Stored data
----------

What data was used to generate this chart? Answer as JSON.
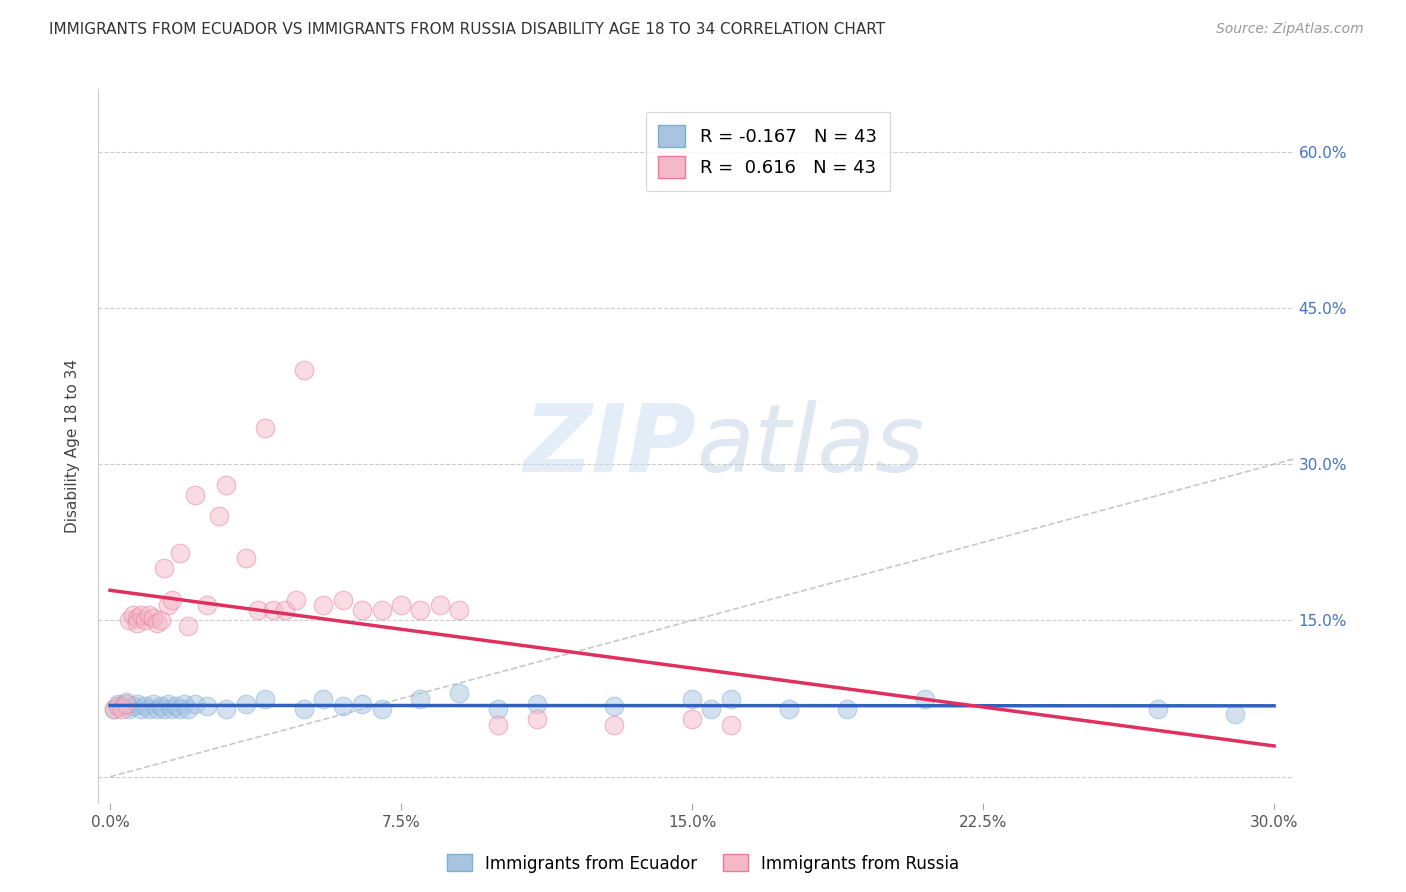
{
  "title": "IMMIGRANTS FROM ECUADOR VS IMMIGRANTS FROM RUSSIA DISABILITY AGE 18 TO 34 CORRELATION CHART",
  "source": "Source: ZipAtlas.com",
  "ylabel": "Disability Age 18 to 34",
  "ytick_values": [
    0.0,
    0.15,
    0.3,
    0.45,
    0.6
  ],
  "xtick_values": [
    0.0,
    0.075,
    0.15,
    0.225,
    0.3
  ],
  "xlim": [
    -0.003,
    0.305
  ],
  "ylim": [
    -0.025,
    0.66
  ],
  "ecuador_color": "#a8c4e0",
  "ecuador_edge_color": "#7bafd4",
  "russia_color": "#f4b8c8",
  "russia_edge_color": "#e87a9a",
  "ecuador_line_color": "#3060c0",
  "russia_line_color": "#e03060",
  "diagonal_color": "#bbbbbb",
  "R_ecuador": -0.167,
  "N_ecuador": 43,
  "R_russia": 0.616,
  "N_russia": 43,
  "legend_label_ecuador": "Immigrants from Ecuador",
  "legend_label_russia": "Immigrants from Russia",
  "ecuador_x": [
    0.001,
    0.002,
    0.003,
    0.004,
    0.005,
    0.006,
    0.007,
    0.008,
    0.009,
    0.01,
    0.011,
    0.012,
    0.013,
    0.014,
    0.015,
    0.016,
    0.017,
    0.018,
    0.019,
    0.02,
    0.022,
    0.025,
    0.03,
    0.035,
    0.04,
    0.05,
    0.055,
    0.06,
    0.065,
    0.07,
    0.08,
    0.09,
    0.1,
    0.11,
    0.13,
    0.15,
    0.155,
    0.16,
    0.175,
    0.19,
    0.21,
    0.27,
    0.29
  ],
  "ecuador_y": [
    0.065,
    0.07,
    0.068,
    0.072,
    0.065,
    0.068,
    0.07,
    0.065,
    0.068,
    0.065,
    0.07,
    0.065,
    0.068,
    0.065,
    0.07,
    0.065,
    0.068,
    0.065,
    0.07,
    0.065,
    0.07,
    0.068,
    0.065,
    0.07,
    0.075,
    0.065,
    0.075,
    0.068,
    0.07,
    0.065,
    0.075,
    0.08,
    0.065,
    0.07,
    0.068,
    0.075,
    0.065,
    0.075,
    0.065,
    0.065,
    0.075,
    0.065,
    0.06
  ],
  "russia_x": [
    0.001,
    0.002,
    0.003,
    0.004,
    0.005,
    0.006,
    0.007,
    0.007,
    0.008,
    0.009,
    0.01,
    0.011,
    0.012,
    0.013,
    0.014,
    0.015,
    0.016,
    0.018,
    0.02,
    0.022,
    0.025,
    0.028,
    0.03,
    0.035,
    0.038,
    0.04,
    0.042,
    0.045,
    0.048,
    0.05,
    0.055,
    0.06,
    0.065,
    0.07,
    0.075,
    0.08,
    0.085,
    0.09,
    0.1,
    0.11,
    0.13,
    0.15,
    0.16
  ],
  "russia_y": [
    0.065,
    0.068,
    0.065,
    0.07,
    0.15,
    0.155,
    0.152,
    0.148,
    0.155,
    0.15,
    0.155,
    0.152,
    0.148,
    0.15,
    0.2,
    0.165,
    0.17,
    0.215,
    0.145,
    0.27,
    0.165,
    0.25,
    0.28,
    0.21,
    0.16,
    0.335,
    0.16,
    0.16,
    0.17,
    0.39,
    0.165,
    0.17,
    0.16,
    0.16,
    0.165,
    0.16,
    0.165,
    0.16,
    0.05,
    0.055,
    0.05,
    0.055,
    0.05
  ],
  "marker_size": 180,
  "alpha": 0.5
}
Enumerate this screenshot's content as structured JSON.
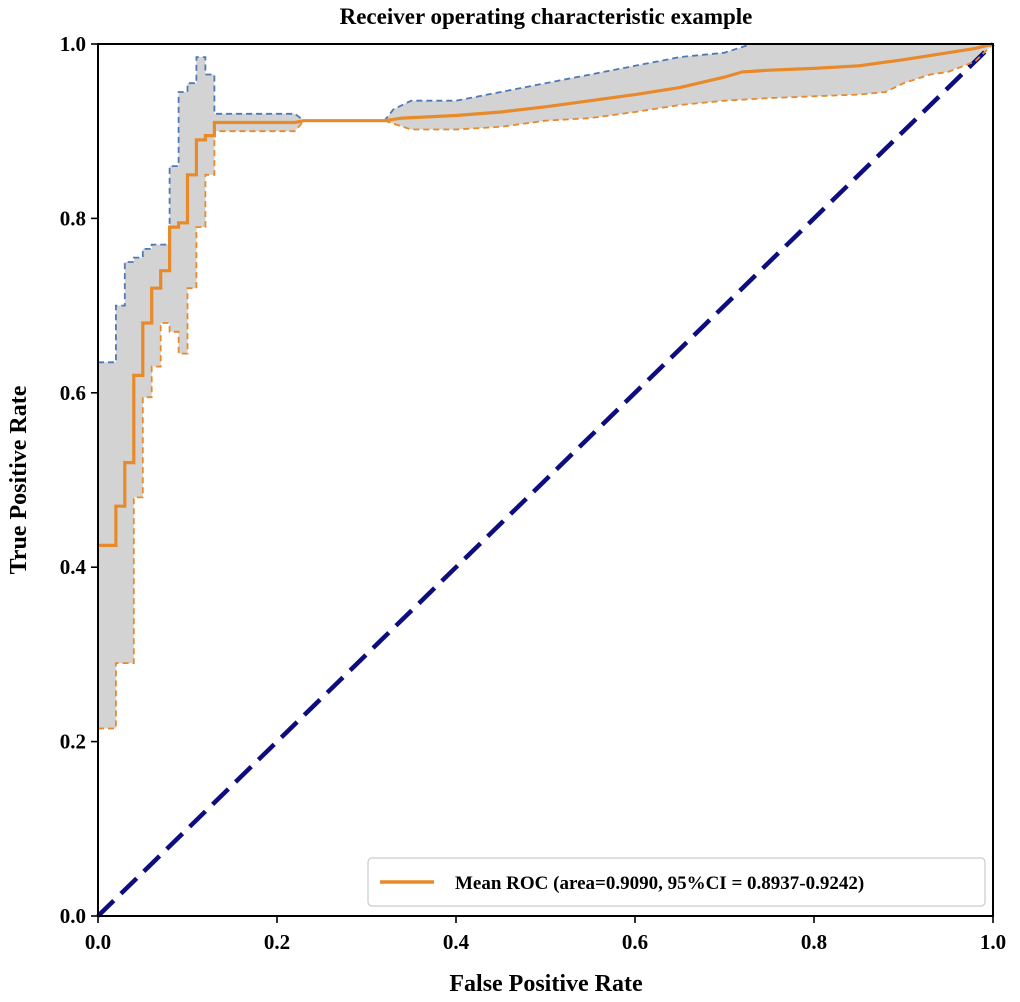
{
  "chart_data": {
    "type": "line",
    "title": "Receiver operating characteristic example",
    "xlabel": "False Positive Rate",
    "ylabel": "True Positive Rate",
    "xlim": [
      0,
      1
    ],
    "ylim": [
      0,
      1
    ],
    "xticks": [
      0.0,
      0.2,
      0.4,
      0.6,
      0.8,
      1.0
    ],
    "yticks": [
      0.0,
      0.2,
      0.4,
      0.6,
      0.8,
      1.0
    ],
    "x_tick_labels": [
      "0.0",
      "0.2",
      "0.4",
      "0.6",
      "0.8",
      "1.0"
    ],
    "y_tick_labels": [
      "0.0",
      "0.2",
      "0.4",
      "0.6",
      "0.8",
      "1.0"
    ],
    "grid": false,
    "legend": {
      "position": "bottom-right",
      "entries": [
        "Mean ROC (area=0.9090, 95%CI = 0.8937-0.9242)"
      ]
    },
    "colors": {
      "mean": "#e8892a",
      "upper": "#4e79b4",
      "lower": "#e8892a",
      "band": "#d3d3d3",
      "chance": "#0d0d80"
    },
    "series": [
      {
        "name": "Mean ROC (area=0.9090, 95%CI = 0.8937-0.9242)",
        "role": "mean",
        "x": [
          0,
          0.02,
          0.02,
          0.03,
          0.03,
          0.04,
          0.04,
          0.05,
          0.05,
          0.06,
          0.06,
          0.07,
          0.07,
          0.08,
          0.08,
          0.09,
          0.09,
          0.1,
          0.1,
          0.11,
          0.11,
          0.12,
          0.12,
          0.13,
          0.13,
          0.22,
          0.23,
          0.32,
          0.34,
          0.4,
          0.45,
          0.5,
          0.55,
          0.6,
          0.65,
          0.7,
          0.72,
          0.75,
          0.8,
          0.85,
          0.9,
          0.95,
          0.98,
          1.0
        ],
        "y": [
          0.425,
          0.425,
          0.47,
          0.47,
          0.52,
          0.52,
          0.62,
          0.62,
          0.68,
          0.68,
          0.72,
          0.72,
          0.74,
          0.74,
          0.79,
          0.79,
          0.795,
          0.795,
          0.85,
          0.85,
          0.89,
          0.89,
          0.895,
          0.895,
          0.91,
          0.91,
          0.912,
          0.912,
          0.915,
          0.918,
          0.922,
          0.928,
          0.935,
          0.942,
          0.95,
          0.962,
          0.968,
          0.97,
          0.972,
          0.975,
          0.982,
          0.99,
          0.995,
          1.0
        ]
      },
      {
        "name": "",
        "role": "upper",
        "x": [
          0,
          0.02,
          0.02,
          0.03,
          0.03,
          0.04,
          0.04,
          0.05,
          0.05,
          0.06,
          0.06,
          0.08,
          0.08,
          0.09,
          0.09,
          0.1,
          0.1,
          0.11,
          0.11,
          0.12,
          0.12,
          0.13,
          0.13,
          0.22,
          0.23,
          0.32,
          0.33,
          0.34,
          0.35,
          0.4,
          0.45,
          0.5,
          0.55,
          0.6,
          0.65,
          0.7,
          0.73,
          0.75,
          0.8,
          0.9,
          1.0
        ],
        "y": [
          0.635,
          0.635,
          0.7,
          0.7,
          0.75,
          0.75,
          0.755,
          0.755,
          0.765,
          0.765,
          0.77,
          0.77,
          0.86,
          0.86,
          0.945,
          0.945,
          0.955,
          0.955,
          0.985,
          0.985,
          0.965,
          0.965,
          0.92,
          0.92,
          0.912,
          0.912,
          0.925,
          0.93,
          0.935,
          0.935,
          0.945,
          0.955,
          0.965,
          0.975,
          0.985,
          0.99,
          1.0,
          1.0,
          1.0,
          1.0,
          1.0
        ]
      },
      {
        "name": "",
        "role": "lower",
        "x": [
          0,
          0.02,
          0.02,
          0.03,
          0.03,
          0.04,
          0.04,
          0.05,
          0.05,
          0.06,
          0.06,
          0.07,
          0.07,
          0.08,
          0.08,
          0.09,
          0.09,
          0.1,
          0.1,
          0.11,
          0.11,
          0.12,
          0.12,
          0.13,
          0.13,
          0.22,
          0.23,
          0.32,
          0.35,
          0.4,
          0.45,
          0.5,
          0.55,
          0.6,
          0.65,
          0.7,
          0.75,
          0.8,
          0.85,
          0.88,
          0.9,
          0.93,
          0.95,
          0.98,
          1.0
        ],
        "y": [
          0.215,
          0.215,
          0.29,
          0.29,
          0.29,
          0.29,
          0.48,
          0.48,
          0.595,
          0.595,
          0.63,
          0.63,
          0.68,
          0.68,
          0.67,
          0.67,
          0.645,
          0.645,
          0.72,
          0.72,
          0.79,
          0.79,
          0.85,
          0.85,
          0.9,
          0.9,
          0.912,
          0.912,
          0.902,
          0.902,
          0.905,
          0.912,
          0.915,
          0.922,
          0.93,
          0.935,
          0.938,
          0.94,
          0.942,
          0.945,
          0.955,
          0.965,
          0.968,
          0.98,
          1.0
        ]
      },
      {
        "name": "",
        "role": "chance",
        "x": [
          0,
          1
        ],
        "y": [
          0,
          1
        ]
      }
    ]
  }
}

----------

What needs to be done
Locate the word "ylabel" in the records above, and return each line that has it.

Exercise solution
  "ylabel": "Disability Age 18 to 34",
    "ylabel": "True Positive Rate",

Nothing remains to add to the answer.